| WHAT THE TASK ASKS |
Copy out each line of the data that holds the word "point".
■ ■ ■ ■
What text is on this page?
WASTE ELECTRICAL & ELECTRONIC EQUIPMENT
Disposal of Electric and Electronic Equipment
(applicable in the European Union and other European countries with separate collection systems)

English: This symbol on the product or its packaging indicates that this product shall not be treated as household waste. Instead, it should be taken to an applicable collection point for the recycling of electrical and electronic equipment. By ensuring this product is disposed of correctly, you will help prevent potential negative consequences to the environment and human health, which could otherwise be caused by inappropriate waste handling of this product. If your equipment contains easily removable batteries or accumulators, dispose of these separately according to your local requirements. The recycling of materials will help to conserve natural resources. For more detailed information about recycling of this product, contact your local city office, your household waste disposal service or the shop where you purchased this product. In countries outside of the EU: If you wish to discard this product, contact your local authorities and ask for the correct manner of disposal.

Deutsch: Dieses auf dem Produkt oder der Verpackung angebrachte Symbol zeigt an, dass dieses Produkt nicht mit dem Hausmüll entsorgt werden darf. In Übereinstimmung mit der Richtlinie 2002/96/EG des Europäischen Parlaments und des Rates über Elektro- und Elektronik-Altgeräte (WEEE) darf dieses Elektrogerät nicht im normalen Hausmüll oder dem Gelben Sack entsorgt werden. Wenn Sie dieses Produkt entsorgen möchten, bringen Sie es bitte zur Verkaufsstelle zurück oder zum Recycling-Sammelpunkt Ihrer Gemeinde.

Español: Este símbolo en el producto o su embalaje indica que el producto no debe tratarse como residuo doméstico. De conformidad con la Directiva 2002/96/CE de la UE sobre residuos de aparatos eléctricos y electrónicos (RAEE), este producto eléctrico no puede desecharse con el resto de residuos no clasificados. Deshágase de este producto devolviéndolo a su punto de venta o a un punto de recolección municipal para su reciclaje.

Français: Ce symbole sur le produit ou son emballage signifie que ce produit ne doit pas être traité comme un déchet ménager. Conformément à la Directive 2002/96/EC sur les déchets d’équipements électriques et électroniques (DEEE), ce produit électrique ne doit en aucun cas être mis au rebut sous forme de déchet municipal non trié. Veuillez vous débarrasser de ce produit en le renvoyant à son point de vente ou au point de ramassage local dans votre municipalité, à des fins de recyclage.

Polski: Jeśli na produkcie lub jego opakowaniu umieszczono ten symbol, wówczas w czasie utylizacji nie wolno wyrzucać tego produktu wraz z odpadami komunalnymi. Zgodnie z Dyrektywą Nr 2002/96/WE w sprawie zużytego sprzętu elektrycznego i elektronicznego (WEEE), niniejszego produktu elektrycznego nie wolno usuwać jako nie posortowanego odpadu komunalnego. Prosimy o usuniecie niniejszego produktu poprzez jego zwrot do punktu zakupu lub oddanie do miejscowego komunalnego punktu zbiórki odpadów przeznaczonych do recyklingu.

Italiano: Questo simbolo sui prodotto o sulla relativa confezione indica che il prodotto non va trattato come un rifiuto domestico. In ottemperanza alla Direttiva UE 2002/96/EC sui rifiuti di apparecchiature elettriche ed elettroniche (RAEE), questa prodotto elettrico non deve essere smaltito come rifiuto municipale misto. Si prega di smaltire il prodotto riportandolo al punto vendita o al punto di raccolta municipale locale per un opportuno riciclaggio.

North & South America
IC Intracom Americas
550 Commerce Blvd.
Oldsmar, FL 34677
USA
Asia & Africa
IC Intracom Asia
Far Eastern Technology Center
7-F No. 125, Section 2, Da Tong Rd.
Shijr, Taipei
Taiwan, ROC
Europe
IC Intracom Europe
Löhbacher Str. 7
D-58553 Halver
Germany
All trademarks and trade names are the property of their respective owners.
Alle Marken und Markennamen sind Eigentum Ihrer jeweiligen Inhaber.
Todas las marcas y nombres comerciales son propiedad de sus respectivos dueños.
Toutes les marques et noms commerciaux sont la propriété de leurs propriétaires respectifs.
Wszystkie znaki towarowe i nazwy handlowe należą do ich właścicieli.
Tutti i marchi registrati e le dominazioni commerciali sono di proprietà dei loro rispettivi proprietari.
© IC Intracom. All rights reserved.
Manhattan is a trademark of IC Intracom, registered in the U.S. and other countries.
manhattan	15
■ ■ ■ ■
| REPLY TO THE TASK |
English: This symbol on the product or its packaging indicates that this product shall not be treated as household waste. Instead, it should be taken to an applicable collection point for the recycling of electrical and electronic equipment. By ensuring this product is disposed of correctly, you will help prevent potential negative consequences to the environment and human health, which could otherwise be caused by inappropriate waste handling of this product. If your equipment contains easily removable batteries or accumulators, dispose of these separately according to your local requirements. The recycling of materials will help to conserve natural resources. For more detailed information about recycling of this product, contact your local city office, your household waste disposal service or the shop where you purchased this product. In countries outside of the EU: If you wish to discard this product, contact your local authorities and ask for the correct manner of disposal.
Français: Ce symbole sur le produit ou son emballage signifie que ce produit ne doit pas être traité comme un déchet ménager. Conformément à la Directive 2002/96/EC sur les déchets d’équipements électriques et électroniques (DEEE), ce produit électrique ne doit en aucun cas être mis au rebut sous forme de déchet municipal non trié. Veuillez vous débarrasser de ce produit en le renvoyant à son point de vente ou au point de ramassage local dans votre municipalité, à des fins de recyclage.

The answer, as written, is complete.